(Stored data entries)

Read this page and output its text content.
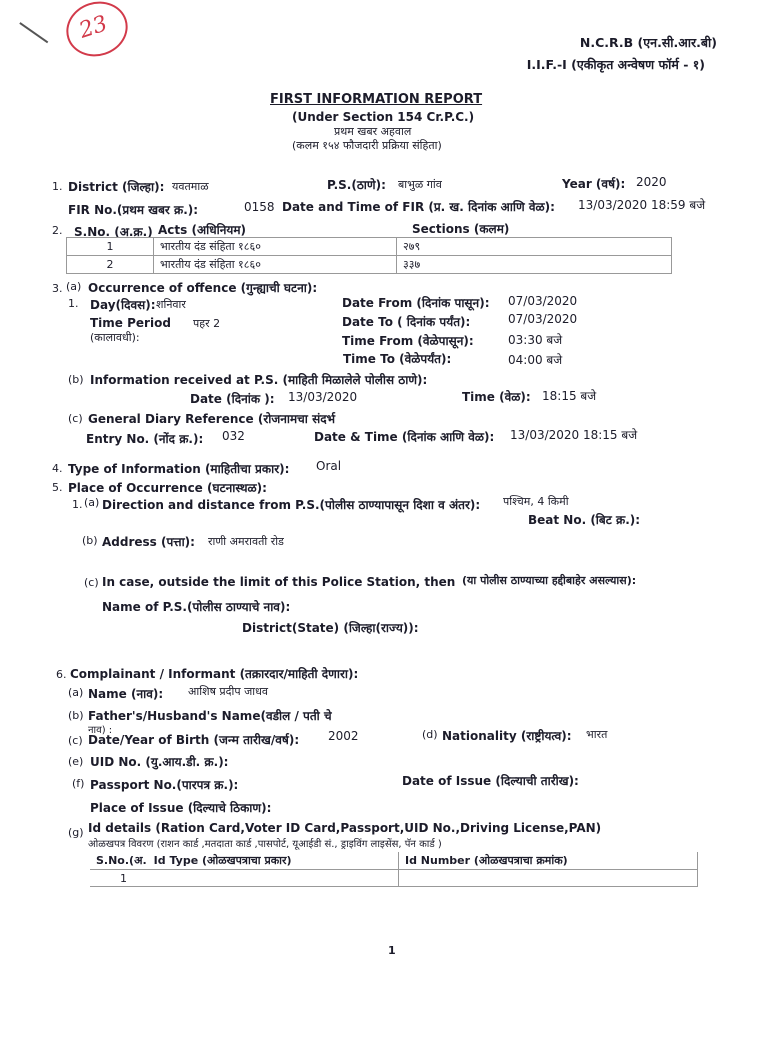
23	N.C.R.B (एन.सी.आर.बी)
I.I.F.-I (एकीकृत अन्वेषण फॉर्म - १)
FIRST INFORMATION REPORT
(Under Section 154 Cr.P.C.)
प्रथम खबर अहवाल
(कलम १५४ फौजदारी प्रक्रिया संहिता)
1. District (जिल्हा): यवतमाळ	P.S.(ठाणे): बाभुळ गांव	Year (वर्ष): 2020
FIR No.(प्रथम खबर क्र.):	0158 Date and Time of FIR (प्र. ख. दिनांक आणि वेळ): 13/03/2020 18:59 बजे
2. S.No. (अ.क्र.) Acts (अधिनियम)	Sections (कलम)
1	भारतीय दंड संहिता १८६०	२७९
2	भारतीय दंड संहिता १८६०	३३७
3. (a) Occurrence of offence (गुन्ह्याची घटना):
1. Day(दिवस): शनिवार
Time Period पहर 2
(कालावधी):
Date From (दिनांक पासून): 07/03/2020
Date To ( दिनांक पर्यंत):	07/03/2020
Time From (वेळेपासून):	03:30 बजे
Time To (वेळेपर्यंत):	04:00 बजे
(b) Information received at P.S. (माहिती मिळालेले पोलीस ठाणे):
Date (दिनांक ): 13/03/2020	Time (वेळ): 18:15 बजे
(c) General Diary Reference (रोजनामचा संदर्भ
Entry No. (नोंद क्र.): 032	Date & Time (दिनांक आणि वेळ): 13/03/2020 18:15 बजे
4. Type of Information (माहितीचा प्रकार): Oral
5. Place of Occurrence (घटनास्थळ):
1. (a) Direction and distance from P.S.(पोलीस ठाण्यापासून दिशा व अंतर): पश्चिम, 4 किमी
Beat No. (बिट क्र.):
(b) Address (पत्ता): राणी अमरावती रोड
(c) In case, outside the limit of this Police Station, then (या पोलीस ठाण्याच्या हद्दीबाहेर असल्यास):
Name of P.S.(पोलीस ठाण्याचे नाव):
District(State) (जिल्हा(राज्य)):
6. Complainant / Informant (तक्रारदार/माहिती देणारा):
(a) Name (नाव): आशिष प्रदीप जाधव
(b) Father's/Husband's Name(वडील / पती चे
नाव) :
(c) Date/Year of Birth (जन्म तारीख/वर्ष): 2002	(d) Nationality (राष्ट्रीयत्व): भारत
(e) UID No. (यु.आय.डी. क्र.):
(f) Passport No.(पारपत्र क्र.):	Date of Issue (दिल्याची तारीख):
Place of Issue (दिल्याचे ठिकाण):
(g) Id details (Ration Card,Voter ID Card,Passport,UID No.,Driving License,PAN)
ओळखपत्र विवरण (राशन कार्ड ,मतदाता कार्ड ,पासपोर्ट, यूआईडी सं., ड्राइविंग लाइसेंस, पॅन कार्ड )
S.No.(अ. Id Type (ओळखपत्राचा प्रकार)	Id Number (ओळखपत्राचा क्रमांक)
1	
1
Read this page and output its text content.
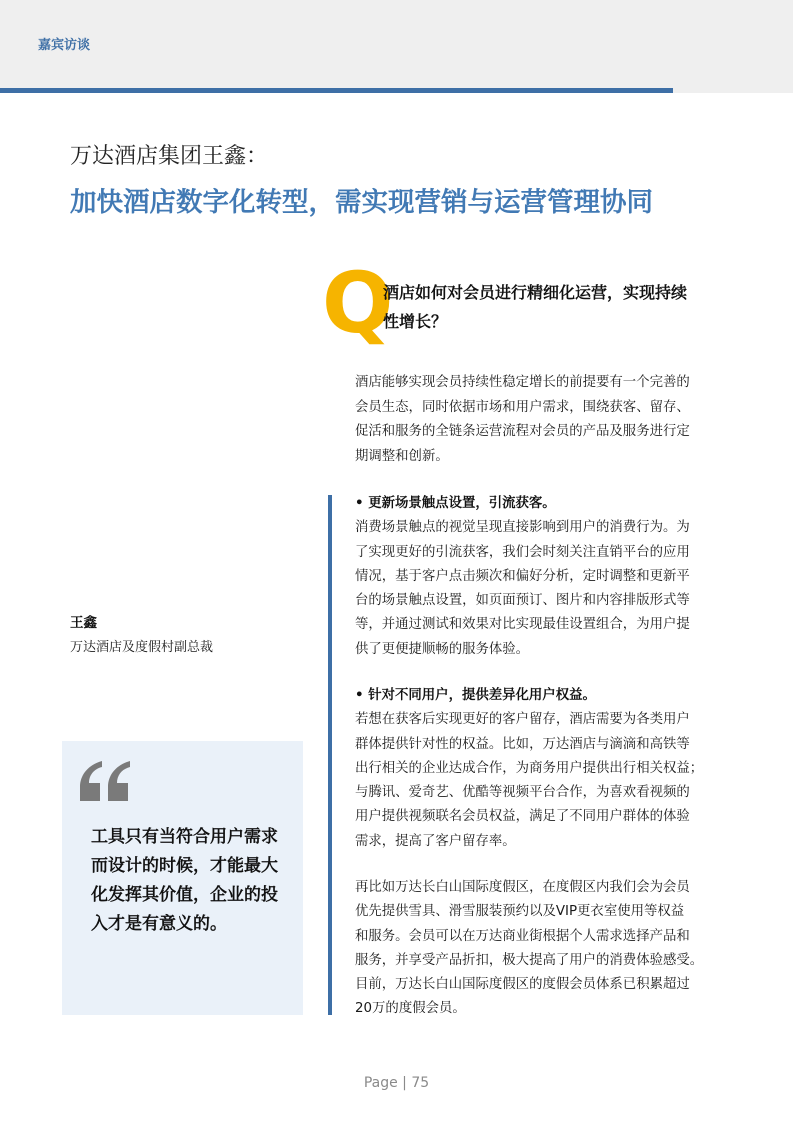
嘉宾访谈
万达酒店集团王鑫：
加快酒店数字化转型，需实现营销与运营管理协同
王鑫
万达酒店及度假村副总裁
工具只有当符合用户需求
而设计的时候，才能最大
化发挥其价值，企业的投
入才是有意义的。
Q
酒店如何对会员进行精细化运营，实现持续
性增长？
酒店能够实现会员持续性稳定增长的前提要有一个完善的
会员生态，同时依据市场和用户需求，围绕获客、留存、
促活和服务的全链条运营流程对会员的产品及服务进行定
期调整和创新。
• 更新场景触点设置，引流获客。
消费场景触点的视觉呈现直接影响到用户的消费行为。为
了实现更好的引流获客，我们会时刻关注直销平台的应用
情况，基于客户点击频次和偏好分析，定时调整和更新平
台的场景触点设置，如页面预订、图片和内容排版形式等
等，并通过测试和效果对比实现最佳设置组合，为用户提
供了更便捷顺畅的服务体验。
• 针对不同用户，提供差异化用户权益。
若想在获客后实现更好的客户留存，酒店需要为各类用户
群体提供针对性的权益。比如，万达酒店与滴滴和高铁等
出行相关的企业达成合作，为商务用户提供出行相关权益；
与腾讯、爱奇艺、优酷等视频平台合作，为喜欢看视频的
用户提供视频联名会员权益，满足了不同用户群体的体验
需求，提高了客户留存率。
再比如万达长白山国际度假区，在度假区内我们会为会员
优先提供雪具、滑雪服装预约以及VIP更衣室使用等权益
和服务。会员可以在万达商业街根据个人需求选择产品和
服务，并享受产品折扣，极大提高了用户的消费体验感受。
目前，万达长白山国际度假区的度假会员体系已积累超过
20万的度假会员。
Page | 75
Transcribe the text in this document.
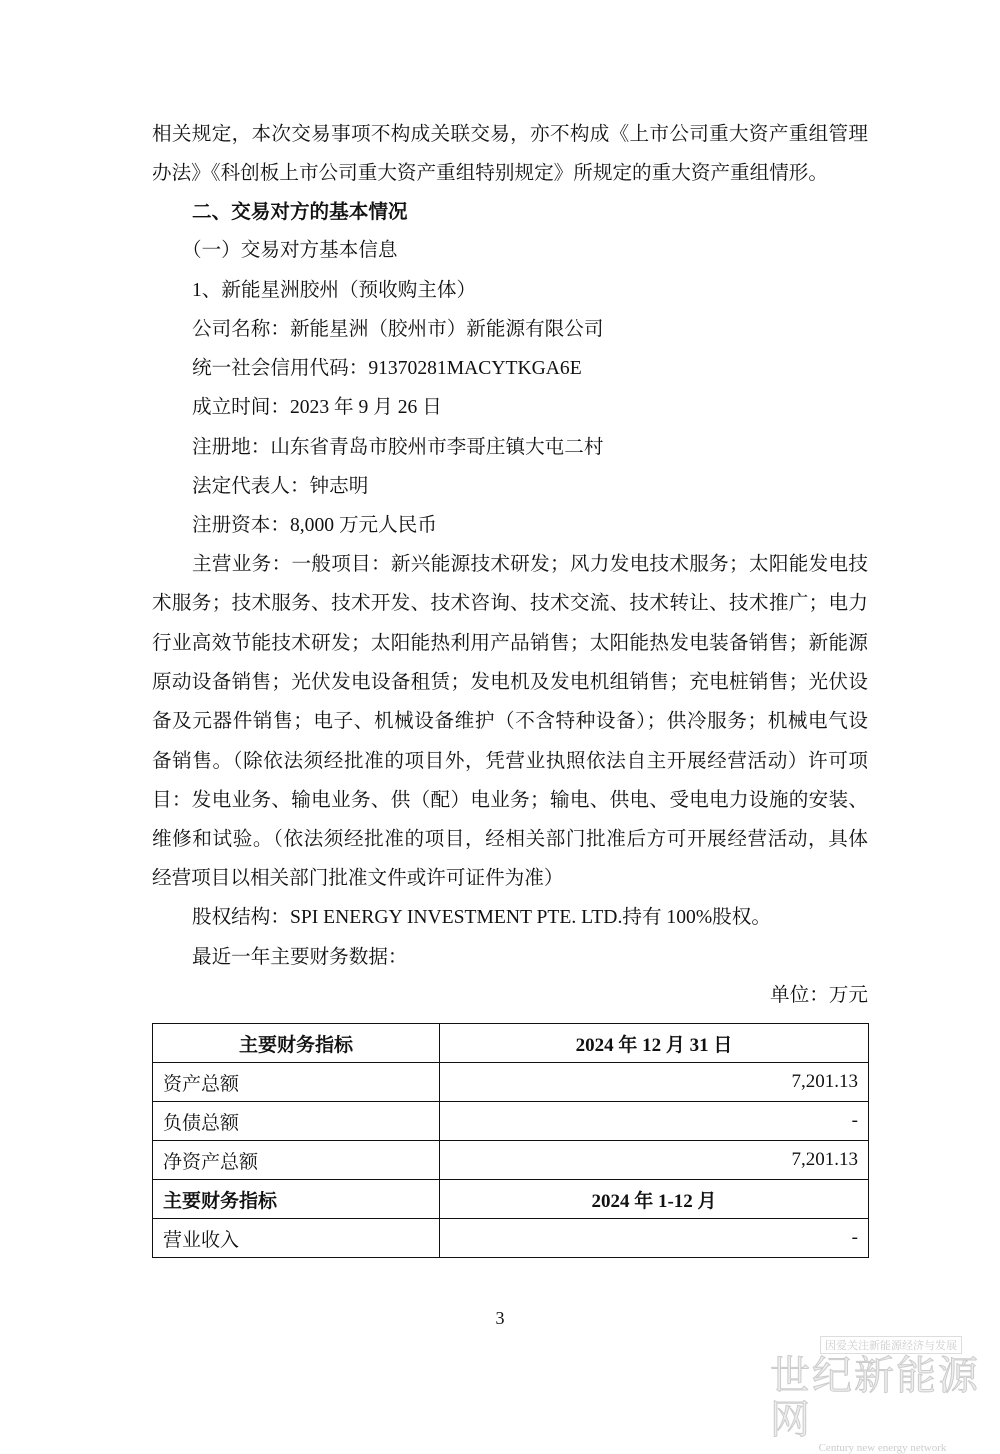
相关规定，本次交易事项不构成关联交易，亦不构成《上市公司重大资产重组管理
办法》《科创板上市公司重大资产重组特别规定》所规定的重大资产重组情形。
二、交易对方的基本情况
（一）交易对方基本信息
1、新能星洲胶州（预收购主体）
公司名称：新能星洲（胶州市）新能源有限公司
统一社会信用代码：91370281MACYTKGA6E
成立时间：2023 年 9 月 26 日
注册地：山东省青岛市胶州市李哥庄镇大屯二村
法定代表人：钟志明
注册资本：8,000 万元人民币
主营业务：一般项目：新兴能源技术研发；风力发电技术服务；太阳能发电技
术服务；技术服务、技术开发、技术咨询、技术交流、技术转让、技术推广；电力
行业高效节能技术研发；太阳能热利用产品销售；太阳能热发电装备销售；新能源
原动设备销售；光伏发电设备租赁；发电机及发电机组销售；充电桩销售；光伏设
备及元器件销售；电子、机械设备维护（不含特种设备）；供冷服务；机械电气设
备销售。（除依法须经批准的项目外，凭营业执照依法自主开展经营活动）许可项
目：发电业务、输电业务、供（配）电业务；输电、供电、受电电力设施的安装、
维修和试验。（依法须经批准的项目，经相关部门批准后方可开展经营活动，具体
经营项目以相关部门批准文件或许可证件为准）
股权结构：SPI ENERGY INVESTMENT PTE. LTD.持有 100%股权。
最近一年主要财务数据：
单位：万元
主要财务指标	2024 年 12 月 31 日
资产总额	7,201.13
负债总额	-
净资产总额	7,201.13
主要财务指标	2024 年 1-12 月
营业收入	-
3
因爱关注新能源经济与发展
世纪新能源网
Century new energy network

WHAT TO DO:
Every record must be copied exactly, with the pictures left out.

EXERCISE RESPONSE:
Read this page and output its text content.
23	N.C.R.B (एन.सी.आर.बी)
I.I.F.-I (एकीकृत अन्वेषण फॉर्म - १)
FIRST INFORMATION REPORT
(Under Section 154 Cr.P.C.)
प्रथम खबर अहवाल
(कलम १५४ फौजदारी प्रक्रिया संहिता)
1. District (जिल्हा): यवतमाळ	P.S.(ठाणे): बाभुळ गांव	Year (वर्ष): 2020
FIR No.(प्रथम खबर क्र.):	0158 Date and Time of FIR (प्र. ख. दिनांक आणि वेळ): 13/03/2020 18:59 बजे
2. S.No. (अ.क्र.) Acts (अधिनियम)	Sections (कलम)
1	भारतीय दंड संहिता १८६०	२७९
2	भारतीय दंड संहिता १८६०	३३७
3. (a) Occurrence of offence (गुन्ह्याची घटना):
1. Day(दिवस): शनिवार
Time Period पहर 2
(कालावधी):
Date From (दिनांक पासून): 07/03/2020
Date To ( दिनांक पर्यंत):	07/03/2020
Time From (वेळेपासून):	03:30 बजे
Time To (वेळेपर्यंत):	04:00 बजे
(b) Information received at P.S. (माहिती मिळालेले पोलीस ठाणे):
Date (दिनांक ): 13/03/2020	Time (वेळ): 18:15 बजे
(c) General Diary Reference (रोजनामचा संदर्भ
Entry No. (नोंद क्र.): 032	Date & Time (दिनांक आणि वेळ): 13/03/2020 18:15 बजे
4. Type of Information (माहितीचा प्रकार): Oral
5. Place of Occurrence (घटनास्थळ):
1. (a) Direction and distance from P.S.(पोलीस ठाण्यापासून दिशा व अंतर): पश्चिम, 4 किमी
Beat No. (बिट क्र.):
(b) Address (पत्ता): राणी अमरावती रोड
(c) In case, outside the limit of this Police Station, then (या पोलीस ठाण्याच्या हद्दीबाहेर असल्यास):
Name of P.S.(पोलीस ठाण्याचे नाव):
District(State) (जिल्हा(राज्य)):
6. Complainant / Informant (तक्रारदार/माहिती देणारा):
(a) Name (नाव): आशिष प्रदीप जाधव
(b) Father's/Husband's Name(वडील / पती चे
नाव) :
(c) Date/Year of Birth (जन्म तारीख/वर्ष): 2002	(d) Nationality (राष्ट्रीयत्व): भारत
(e) UID No. (यु.आय.डी. क्र.):
(f) Passport No.(पारपत्र क्र.):	Date of Issue (दिल्याची तारीख):
Place of Issue (दिल्याचे ठिकाण):
(g) Id details (Ration Card,Voter ID Card,Passport,UID No.,Driving License,PAN)
ओळखपत्र विवरण (राशन कार्ड ,मतदाता कार्ड ,पासपोर्ट, यूआईडी सं., ड्राइविंग लाइसेंस, पॅन कार्ड )
S.No.(अ. Id Type (ओळखपत्राचा प्रकार)	Id Number (ओळखपत्राचा क्रमांक)
1	
1
Read this page and output its text content.
嘉宾访谈
万达酒店集团王鑫：
加快酒店数字化转型，需实现营销与运营管理协同
王鑫
万达酒店及度假村副总裁
工具只有当符合用户需求
而设计的时候，才能最大
化发挥其价值，企业的投
入才是有意义的。
Q
酒店如何对会员进行精细化运营，实现持续
性增长？
酒店能够实现会员持续性稳定增长的前提要有一个完善的
会员生态，同时依据市场和用户需求，围绕获客、留存、
促活和服务的全链条运营流程对会员的产品及服务进行定
期调整和创新。
• 更新场景触点设置，引流获客。
消费场景触点的视觉呈现直接影响到用户的消费行为。为
了实现更好的引流获客，我们会时刻关注直销平台的应用
情况，基于客户点击频次和偏好分析，定时调整和更新平
台的场景触点设置，如页面预订、图片和内容排版形式等
等，并通过测试和效果对比实现最佳设置组合，为用户提
供了更便捷顺畅的服务体验。
• 针对不同用户，提供差异化用户权益。
若想在获客后实现更好的客户留存，酒店需要为各类用户
群体提供针对性的权益。比如，万达酒店与滴滴和高铁等
出行相关的企业达成合作，为商务用户提供出行相关权益；
与腾讯、爱奇艺、优酷等视频平台合作，为喜欢看视频的
用户提供视频联名会员权益，满足了不同用户群体的体验
需求，提高了客户留存率。
再比如万达长白山国际度假区，在度假区内我们会为会员
优先提供雪具、滑雪服装预约以及VIP更衣室使用等权益
和服务。会员可以在万达商业街根据个人需求选择产品和
服务，并享受产品折扣，极大提高了用户的消费体验感受。
目前，万达长白山国际度假区的度假会员体系已积累超过
20万的度假会员。
Page | 75
Transcribe the text in this document.
相关规定，本次交易事项不构成关联交易，亦不构成《上市公司重大资产重组管理
办法》《科创板上市公司重大资产重组特别规定》所规定的重大资产重组情形。
二、交易对方的基本情况
（一）交易对方基本信息
1、新能星洲胶州（预收购主体）
公司名称：新能星洲（胶州市）新能源有限公司
统一社会信用代码：91370281MACYTKGA6E
成立时间：2023 年 9 月 26 日
注册地：山东省青岛市胶州市李哥庄镇大屯二村
法定代表人：钟志明
注册资本：8,000 万元人民币
主营业务：一般项目：新兴能源技术研发；风力发电技术服务；太阳能发电技
术服务；技术服务、技术开发、技术咨询、技术交流、技术转让、技术推广；电力
行业高效节能技术研发；太阳能热利用产品销售；太阳能热发电装备销售；新能源
原动设备销售；光伏发电设备租赁；发电机及发电机组销售；充电桩销售；光伏设
备及元器件销售；电子、机械设备维护（不含特种设备）；供冷服务；机械电气设
备销售。（除依法须经批准的项目外，凭营业执照依法自主开展经营活动）许可项
目：发电业务、输电业务、供（配）电业务；输电、供电、受电电力设施的安装、
维修和试验。（依法须经批准的项目，经相关部门批准后方可开展经营活动，具体
经营项目以相关部门批准文件或许可证件为准）
股权结构：SPI ENERGY INVESTMENT PTE. LTD.持有 100%股权。
最近一年主要财务数据：
单位：万元
主要财务指标	2024 年 12 月 31 日
资产总额	7,201.13
负债总额	-
净资产总额	7,201.13
主要财务指标	2024 年 1-12 月
营业收入	-
3
因爱关注新能源经济与发展
世纪新能源网
Century new energy network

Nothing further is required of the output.